He sees the moribund economic infrastructure as the result, in part, of the city’s provincialism.

“It’s quite interesting how insular people are here,” Dr. Blakely said. “They don’t know people on Wall Street, they don’t know the big development firms, they’ve not been associated with the kind of urban planning expertise that I take for granted.”

The tone is clipped and California, different from the easygoing drawl of local officials. Dr. Blakely’s skepticism about New Orleans caused a stir last week when he suggested that the city’s prehurricane population levels might have been inflated. He later backed down and apologized after Mayor Nagin disagreed.

Still, the city has a few aces, and Dr. Blakely is banking on them, most notably a “very good” university network of five substantial institutions, and a way of life that cannot be replicated elsewhere.

Newcomers, pioneers willing to put up with the city’s present difficulties, could be the salvation of New Orleans and its future, Dr. Blakely suggested. New Orleans now is “a third-world country,” he said.

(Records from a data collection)
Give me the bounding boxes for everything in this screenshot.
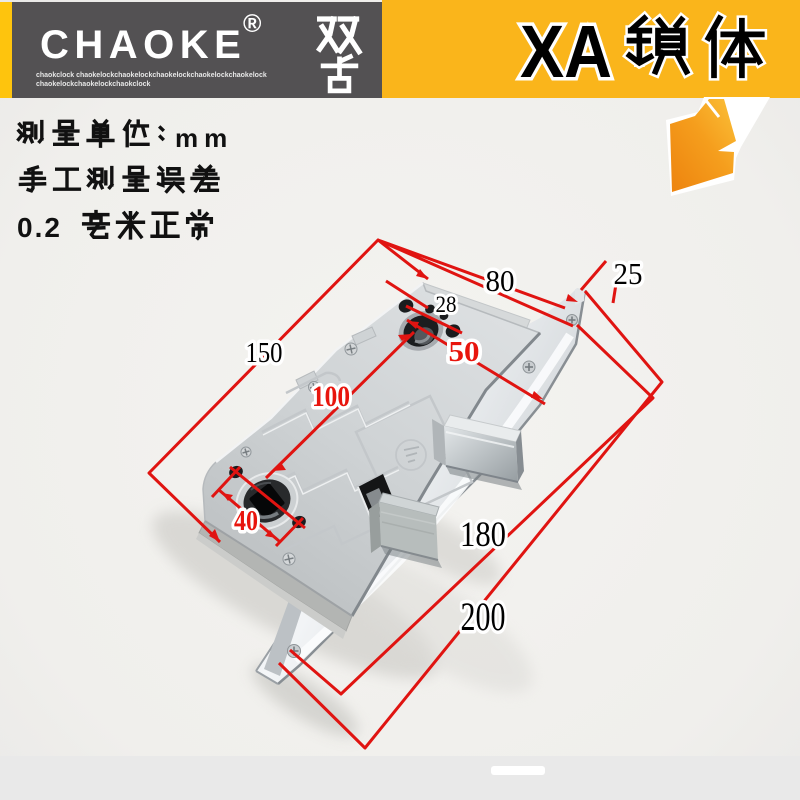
svg-text:chaokclock chaokelockchaokeloc: chaokclock chaokelockchaokelockchaokeloc… bbox=[36, 72, 267, 79]
svg-text:chaokelockchaokelockchaokclock: chaokelockchaokelockchaokclock bbox=[36, 81, 150, 88]
svg-text:80: 80 bbox=[486, 263, 515, 298]
svg-text:40: 40 bbox=[234, 505, 258, 537]
svg-text:150: 150 bbox=[246, 338, 283, 369]
svg-text:XA: XA bbox=[520, 10, 612, 93]
svg-text:mm: mm bbox=[175, 123, 233, 153]
svg-text:CHAOKE: CHAOKE bbox=[40, 23, 246, 67]
svg-text:25: 25 bbox=[614, 256, 643, 291]
svg-text:0.2: 0.2 bbox=[17, 212, 62, 243]
svg-text:180: 180 bbox=[460, 514, 506, 554]
svg-text:28: 28 bbox=[436, 292, 457, 317]
svg-text:50: 50 bbox=[449, 336, 480, 368]
svg-text:100: 100 bbox=[312, 380, 350, 413]
svg-text:®: ® bbox=[243, 10, 262, 38]
svg-text:200: 200 bbox=[461, 594, 506, 639]
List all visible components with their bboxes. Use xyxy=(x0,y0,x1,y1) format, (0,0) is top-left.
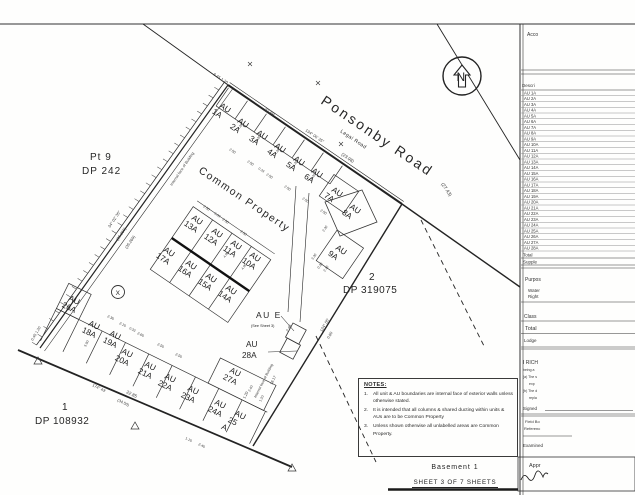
northeast-diagonal-boundary xyxy=(437,24,520,160)
dimension-label: 2.50 xyxy=(265,173,273,180)
map-label: Ponsonby Road xyxy=(318,92,436,179)
boundary-hatch-tick xyxy=(123,215,128,218)
map-label: X xyxy=(116,290,121,297)
sidebar-row-label: AU 9A xyxy=(524,136,536,141)
boundary-hatch-tick xyxy=(186,127,191,130)
sidebar-row-label: AU 16A xyxy=(524,177,539,182)
unit-label-15A: AU15A xyxy=(196,270,219,293)
sidebar-label: Referenc xyxy=(524,426,540,431)
dimension-label: 2.40 xyxy=(247,385,254,393)
dimension-label: (34.50) xyxy=(117,397,131,407)
sidebar-label: Class xyxy=(524,314,537,320)
sidebar-row-label: AU 13A xyxy=(524,159,539,164)
dimension-label: 2.10 xyxy=(119,321,127,328)
sidebar-label: Supple xyxy=(523,260,538,265)
dimension-label: 2.50 xyxy=(319,209,327,216)
sidebar-row-label: AU 8A xyxy=(524,131,536,136)
unit-label-19A: AU19A xyxy=(101,327,122,350)
sidebar-row-label: AU 27A xyxy=(524,240,539,245)
boundary-hatch-tick xyxy=(38,334,43,337)
sidebar-row-label: AU 22A xyxy=(524,211,539,216)
map-label: 28A xyxy=(242,351,257,360)
sidebar-label: being a xyxy=(523,368,535,372)
sidebar-row-label: AU 21A xyxy=(524,205,539,210)
note-item: 1.All unit & AU boundaries are internal … xyxy=(364,391,513,405)
boundary-hatch-tick xyxy=(129,207,134,210)
sidebar-row-label: AU 1A xyxy=(524,90,536,95)
map-label: AU E xyxy=(256,310,282,320)
sheet-footer-title: Basement 1 xyxy=(392,464,518,471)
boundary-hatch-tick xyxy=(157,167,162,170)
notes-list: 1.All unit & AU boundaries are internal … xyxy=(364,391,513,438)
boundary-hatch-tick xyxy=(163,159,168,162)
unit-label-25A: AU25A xyxy=(220,406,248,438)
sidebar-label: Right xyxy=(528,294,539,299)
boundary-hatch-tick xyxy=(78,278,83,281)
sidebar-row-label: AU 11A xyxy=(524,148,538,153)
sidebar-label: Total xyxy=(523,253,533,258)
note-item-number: 1. xyxy=(364,391,370,405)
unit-label-16A: AU16A xyxy=(176,257,199,280)
map-label: 2 xyxy=(369,272,375,283)
dimension-label: 2.30 xyxy=(107,314,115,321)
map-label: DP 108932 xyxy=(35,416,89,427)
note-item-number: 3. xyxy=(364,423,370,437)
sidebar-row-label: AU 28A xyxy=(524,246,539,251)
unit-label-18A: AU18A xyxy=(80,317,101,340)
dimension-label: Internal face of Building xyxy=(170,151,196,186)
sidebar-label: (a) The s xyxy=(523,375,537,379)
map-label: N xyxy=(457,70,466,84)
notes-title: NOTES: xyxy=(364,382,513,388)
unit-label-22A: AU22A xyxy=(156,370,177,393)
dimension-label: 0.20 xyxy=(317,262,324,270)
dimension-label: 2.30 xyxy=(322,225,329,233)
boundary-hatch-tick xyxy=(112,231,117,234)
dimension-label: 6.45 1.20 xyxy=(212,72,229,86)
boundary-hatch-tick xyxy=(95,254,100,257)
note-item-text: All unit & AU boundaries are internal fa… xyxy=(373,391,513,405)
unit-label-21A: AU21A xyxy=(136,358,157,381)
dimension-label: 0.33 xyxy=(129,326,137,333)
boundary-hatch-tick xyxy=(214,87,219,90)
note-item-text: It is intended that all columns & shared… xyxy=(373,407,513,421)
sidebar-row-label: AU 5A xyxy=(524,113,536,118)
road-boundary-extension-south xyxy=(402,204,520,287)
unit-label-8A: AU8A xyxy=(340,201,362,224)
boundary-hatch-tick xyxy=(55,310,60,313)
unit-label-23A: AU23A xyxy=(179,382,200,405)
dimension-label: 0.60 xyxy=(326,331,333,339)
map-label: DP 319075 xyxy=(343,285,397,296)
unit-label-4A: AU4A xyxy=(265,140,287,163)
survey-plan-canvas: Ponsonby RoadLegal RoadPt 9DP 2422DP 319… xyxy=(0,0,635,495)
unit-label-9A: AU9A xyxy=(326,242,348,265)
au-28a-unit-outline xyxy=(280,338,301,359)
map-label: Pt 9 xyxy=(90,152,112,163)
sidebar-label: exp xyxy=(529,382,535,386)
dimension-label: (35.269) xyxy=(124,234,137,250)
boundary-hatch-tick xyxy=(83,271,88,274)
note-item: 2.It is intended that all columns & shar… xyxy=(364,407,513,421)
sheet-footer-number: SHEET 3 OF 7 SHEETS xyxy=(412,479,499,488)
au-e-28a-units xyxy=(278,323,308,359)
generated-labels: Ponsonby RoadLegal RoadPt 9DP 2422DP 319… xyxy=(30,32,635,469)
dimension-label: 3.30 xyxy=(311,253,318,261)
unit-label-2A: AU2A xyxy=(228,115,250,138)
map-label: 1 xyxy=(62,402,68,413)
note-item-number: 2. xyxy=(364,407,370,421)
notes-box: NOTES: 1.All unit & AU boundaries are in… xyxy=(358,378,518,457)
sidebar-row-label: AU 3A xyxy=(524,102,536,107)
boundary-hatch-tick xyxy=(118,223,123,226)
unit-label-14A: AU14A xyxy=(216,282,239,305)
sheet-footer: Basement 1 SHEET 3 OF 7 SHEETS xyxy=(392,464,518,489)
boundary-hatch-tick xyxy=(192,119,197,122)
sidebar-row-label: AU 25A xyxy=(524,228,539,233)
map-label: Common Property xyxy=(196,165,292,235)
survey-triangle-mark xyxy=(131,422,139,429)
unit-label-12A: AU12A xyxy=(202,225,225,248)
dimension-label: 2.50 xyxy=(283,185,291,192)
boundary-hatch-tick xyxy=(100,247,105,250)
sidebar-label: I RICH xyxy=(523,360,538,366)
dimension-label: 2.50 xyxy=(228,148,236,155)
dimension-label: 0.33 xyxy=(213,212,221,219)
unit-label-5A: AU5A xyxy=(284,153,306,176)
dimension-label: (23.98) xyxy=(340,152,355,164)
dimension-label: 0.45 1.20 xyxy=(30,326,41,342)
sidebar-row-label: AU 15A xyxy=(524,171,539,176)
dimension-label: 18.17 xyxy=(269,375,277,385)
boundary-hatch-tick xyxy=(146,183,151,186)
dimension-label: (35.269) xyxy=(115,226,128,242)
boundary-hatch-tick xyxy=(174,143,179,146)
dimension-label: 1.10 xyxy=(185,436,193,443)
unit-label-1A: AU1A xyxy=(210,100,232,123)
dimension-label: 1.20 xyxy=(258,395,265,403)
sidebar-label: Lodge xyxy=(524,338,537,343)
sidebar-label: Purpos xyxy=(525,277,541,283)
note-item: 3.Unless shown otherwise all unlabelled … xyxy=(364,423,513,437)
unit-label-20A: AU20A xyxy=(113,345,134,368)
dimension-label: 2.50 xyxy=(175,352,183,359)
boundary-hatch-tick xyxy=(203,103,208,106)
dimension-label: 2.40 xyxy=(198,442,206,449)
unit-label-13A: AU13A xyxy=(182,212,205,235)
map-label: (See Sheet 3) xyxy=(251,324,275,328)
unit-label-17A: AU17A xyxy=(154,244,177,267)
boundary-hatch-tick xyxy=(89,263,94,266)
dimension-label: 5.90 xyxy=(83,340,90,348)
sidebar-row-label: AU 23A xyxy=(524,217,539,222)
sidebar-label: Descri xyxy=(522,83,535,88)
sidebar-row-label: AU 7A xyxy=(524,125,536,130)
dimension-label: 174° 43' xyxy=(92,382,108,393)
note-item-text: Unless shown otherwise all unlabelled ar… xyxy=(373,423,513,437)
sidebar-row-label: AU 4A xyxy=(524,108,536,113)
dimension-label: 2.60 xyxy=(137,331,145,338)
boundary-hatch-tick xyxy=(140,191,145,194)
sidebar-row-label: AU 14A xyxy=(524,165,539,170)
map-label: DP 242 xyxy=(82,166,121,177)
dimension-label: 2.50 xyxy=(157,342,165,349)
sidebar-label: Field Bo xyxy=(525,419,540,424)
dimension-label: 2.50 xyxy=(221,218,229,225)
sidebar-label: Signed xyxy=(523,406,538,411)
dimension-label: 2.50 xyxy=(239,230,247,237)
boundary-hatch-tick xyxy=(169,151,174,154)
sidebar-label: repla xyxy=(529,396,537,400)
dimension-label: 2.50 xyxy=(202,205,210,212)
map-label: AU xyxy=(246,340,257,349)
sidebar-row-label: AU 18A xyxy=(524,188,539,193)
sidebar-label: Examined xyxy=(523,443,544,448)
sidebar-row-label: AU 2A xyxy=(524,96,536,101)
dimension-label: (27.43) xyxy=(439,182,453,198)
sidebar-label: Total xyxy=(525,326,537,332)
sidebar-row-label: AU 6A xyxy=(524,119,536,124)
common-property-corridor-lines xyxy=(288,186,309,322)
boundary-hatch-tick xyxy=(197,111,202,114)
unit-label-6A: AU6A xyxy=(302,165,324,188)
unit-label-24A: AU24A xyxy=(206,396,227,419)
boundary-hatch-tick xyxy=(209,95,214,98)
boundary-hatch-tick xyxy=(106,239,111,242)
boundary-hatch-tick xyxy=(180,135,185,138)
sidebar-row-label: AU 26A xyxy=(524,234,539,239)
sidebar-row-label: AU 19A xyxy=(524,194,539,199)
sidebar-label: Water xyxy=(528,288,540,293)
survey-plan-sheet: Ponsonby RoadLegal RoadPt 9DP 2422DP 319… xyxy=(0,0,635,495)
approval-signature-scribble xyxy=(521,471,548,480)
sheet-frame xyxy=(0,24,635,495)
dimension-label: 0.33 xyxy=(257,167,265,174)
dimension-label: 1.20 xyxy=(242,391,249,399)
boundary-hatch-tick xyxy=(32,342,37,345)
boundary-hatch-tick xyxy=(152,175,157,178)
sidebar-label: (b) The d xyxy=(523,389,537,393)
sidebar-label: Appr xyxy=(529,463,541,469)
sidebar-row-label: AU 24A xyxy=(524,223,539,228)
sidebar-row-label: AU 20A xyxy=(524,200,539,205)
boundary-hatch-tick xyxy=(135,199,140,202)
sidebar-label: Acco xyxy=(527,32,538,38)
sidebar-row-label: AU 17A xyxy=(524,182,539,187)
sidebar-row-label: AU 10A xyxy=(524,142,539,147)
dimension-label: 34° 02' 35" xyxy=(107,209,122,228)
dimension-label: 2.50 xyxy=(246,160,254,167)
sidebar-row-label: AU 12A xyxy=(524,154,539,159)
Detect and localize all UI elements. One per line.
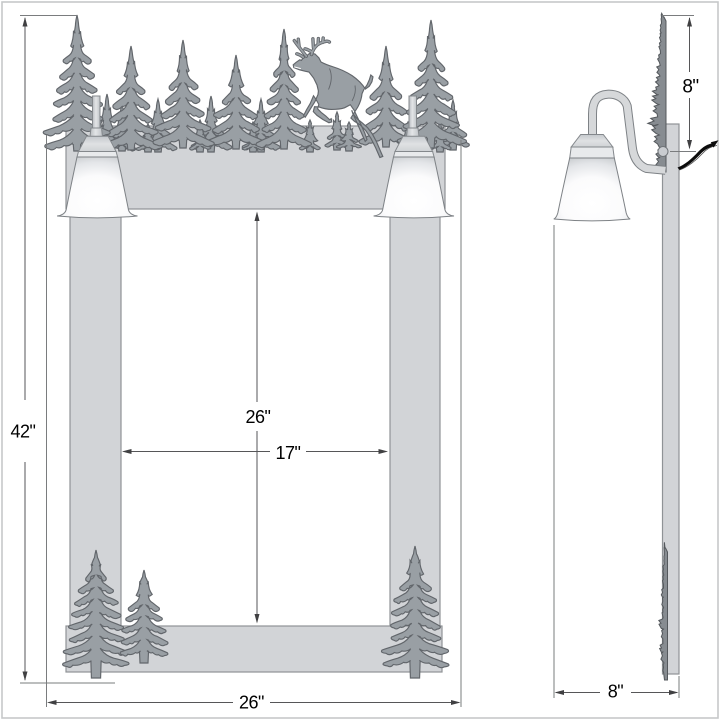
svg-text:26": 26" [239,693,264,713]
svg-text:8": 8" [682,77,698,98]
svg-text:17": 17" [276,443,301,463]
svg-text:8": 8" [608,682,624,702]
svg-text:26": 26" [246,407,271,427]
svg-text:42": 42" [11,422,36,442]
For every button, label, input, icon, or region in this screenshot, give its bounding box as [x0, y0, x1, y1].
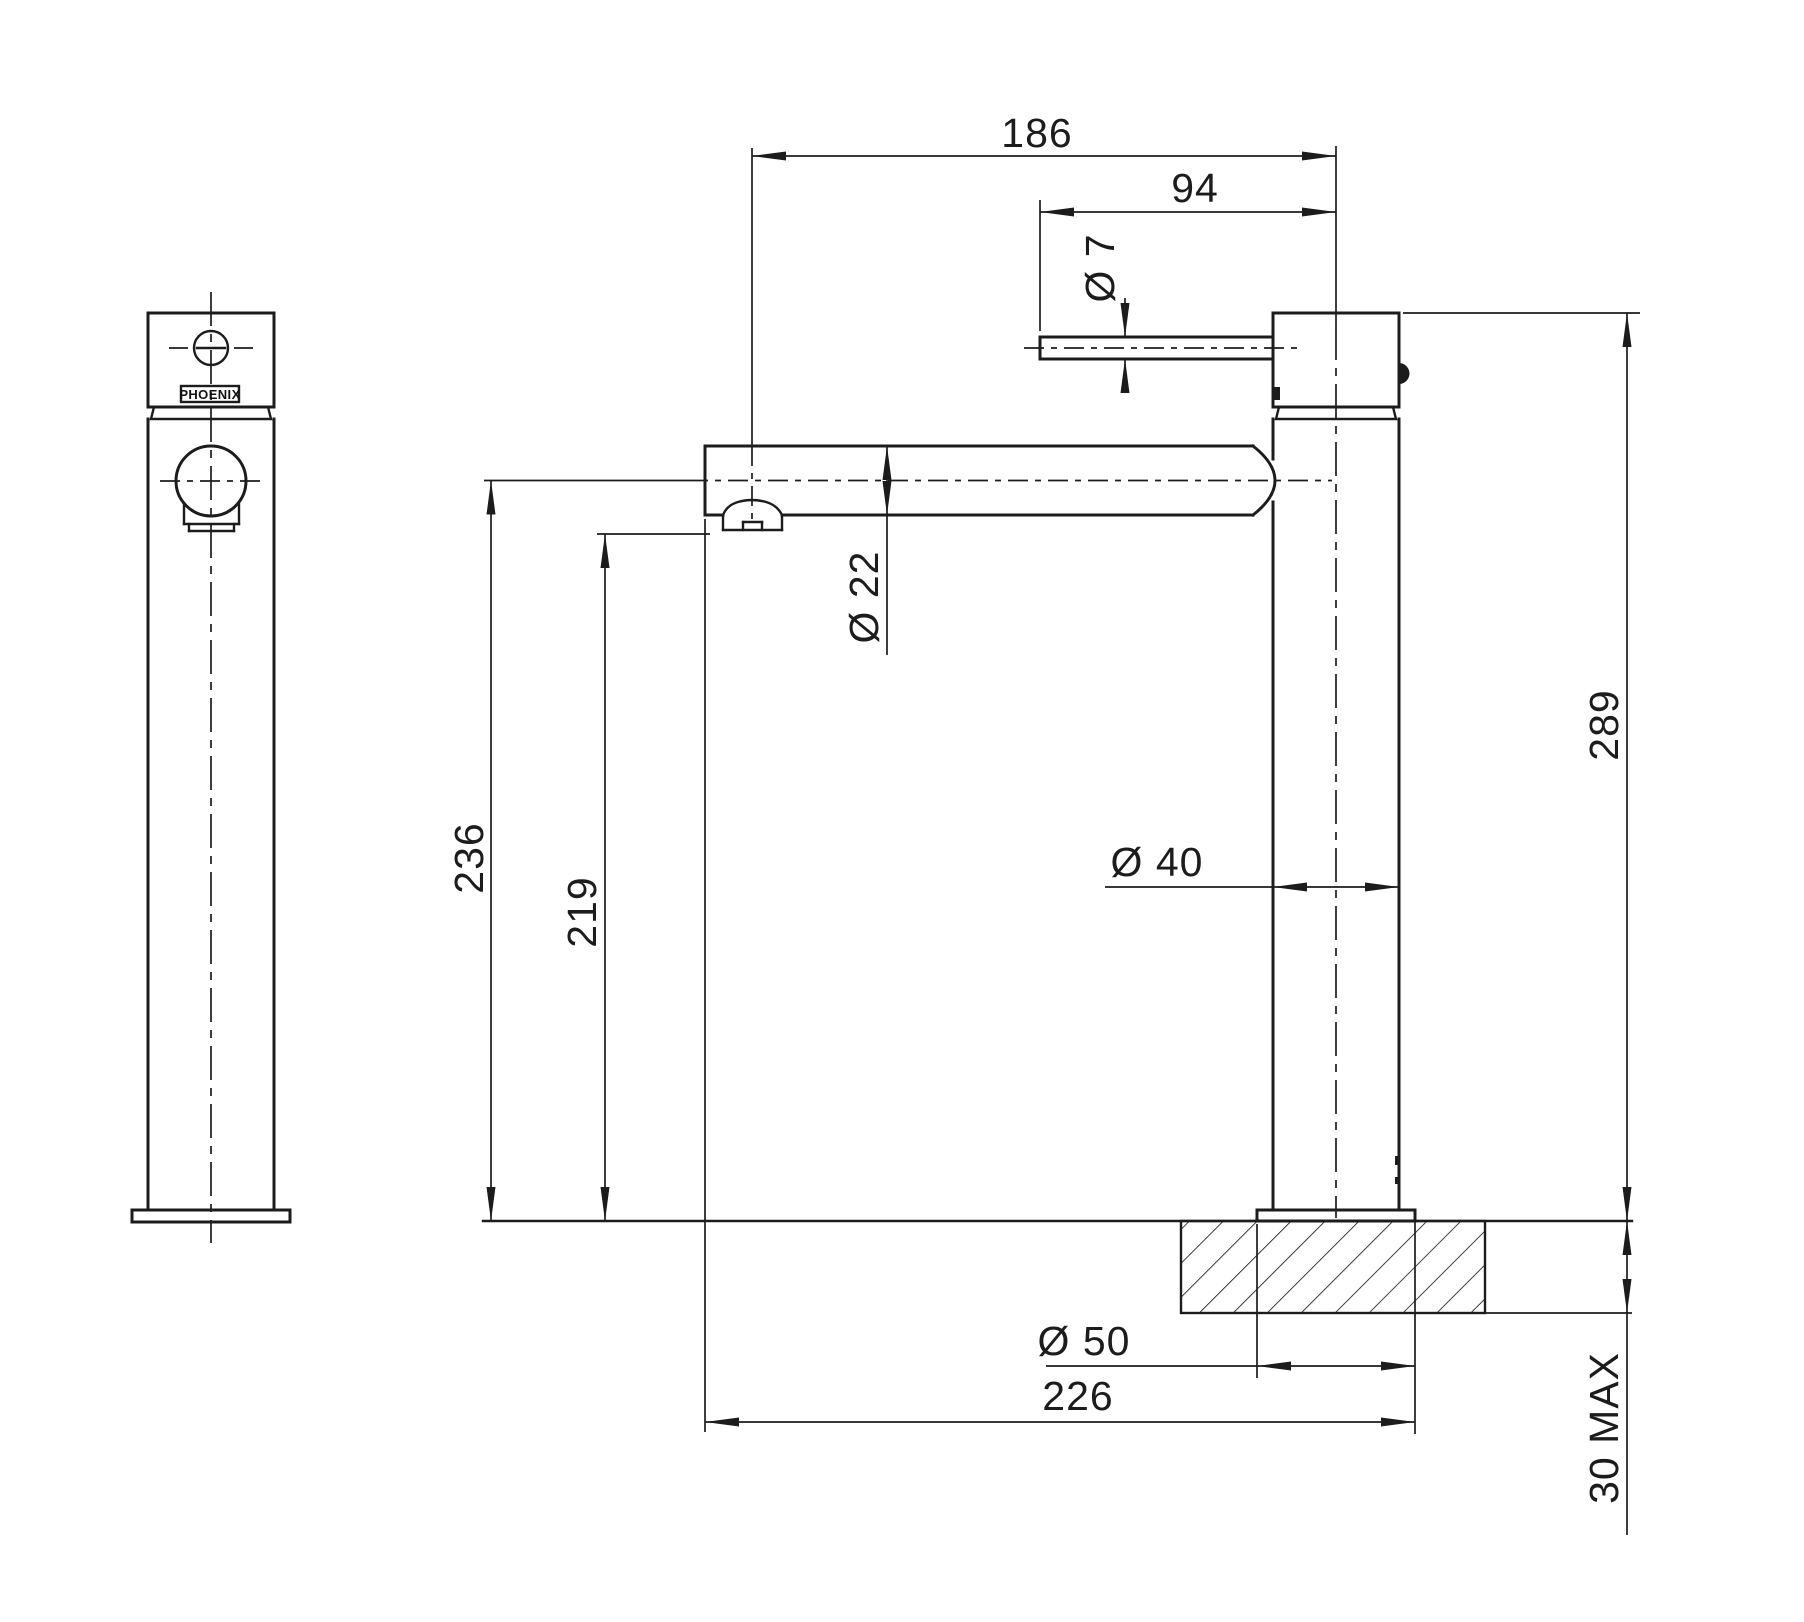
dim-spout-diameter: Ø 22: [841, 446, 892, 655]
dim-label-body-diameter: Ø 40: [1111, 839, 1204, 885]
dim-label-height-outlet: 219: [559, 876, 605, 947]
cap-index-button: [1399, 363, 1410, 384]
dim-label-mounting-thickness: 30 MAX: [1581, 1352, 1627, 1504]
dim-mounting-thickness: 30 MAX: [1581, 1221, 1632, 1535]
dim-label-handle-length: 94: [1171, 165, 1219, 211]
brand-logo: PHOENIX: [179, 387, 240, 402]
cap-setscrew-detail: [1273, 387, 1280, 400]
body-grubscrew-mark: [1395, 1156, 1400, 1165]
dim-label-base-diameter: Ø 50: [1038, 1318, 1131, 1364]
technical-drawing: PHOENIX: [0, 0, 1804, 1622]
dim-label-reach: 186: [1001, 110, 1072, 156]
dim-label-overall-height: 289: [1581, 689, 1627, 760]
dim-height-outlet: 219: [559, 534, 710, 1221]
bench-hatch: [1181, 1221, 1485, 1313]
body-grubscrew-mark2: [1395, 1177, 1399, 1184]
drawing-sheet: PHOENIX: [0, 0, 1804, 1622]
dimensions: 186 94 Ø 7 Ø 22: [446, 110, 1640, 1535]
spout: [705, 446, 1275, 515]
dim-height-spout-centre: 236: [446, 481, 688, 1222]
dim-reach-to-outlet: 186: [752, 110, 1336, 524]
dim-body-diameter: Ø 40: [1105, 839, 1399, 892]
dim-label-spout-diameter: Ø 22: [841, 551, 887, 644]
front-view: PHOENIX: [132, 292, 290, 1243]
side-view: [688, 146, 1415, 1221]
dim-overall-height: 289: [1403, 313, 1640, 1221]
bench-section: [483, 1221, 1632, 1313]
dim-label-handle-diameter: Ø 7: [1077, 233, 1123, 302]
dim-label-height-spout: 236: [446, 822, 492, 893]
dim-handle-diameter: Ø 7: [1077, 233, 1130, 393]
dim-label-overall-projection: 226: [1042, 1373, 1113, 1419]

(WHAT IS REQUIRED): Extend the passage about Dr. Blakely's view of New Orleans, picking up right after its final sentence. The entries above are separate material, unconnected to the passage.

(FINAL ANSWER):
“If we get some people here, those 100 million new Americans, they’re going to come here without the same attitudes of the locals,” he said. “I think, if we create the right signals, they’re going to come here, and they’re going to say, ‘Who are these buffoons?’ I’m meeting some who are moving here, and they don’t have time for this stuff.”
AS A LOUISIANA NATIVE, I know what Blakely says is sadly true. As someone who's read the news coverage of that benighted city since Hurricane Katrina, you probably suspect it's true, too.

Pray God that New Orleanians recognize the truth when it slaps them in the face, and summon the courage to overcome their ugly reality.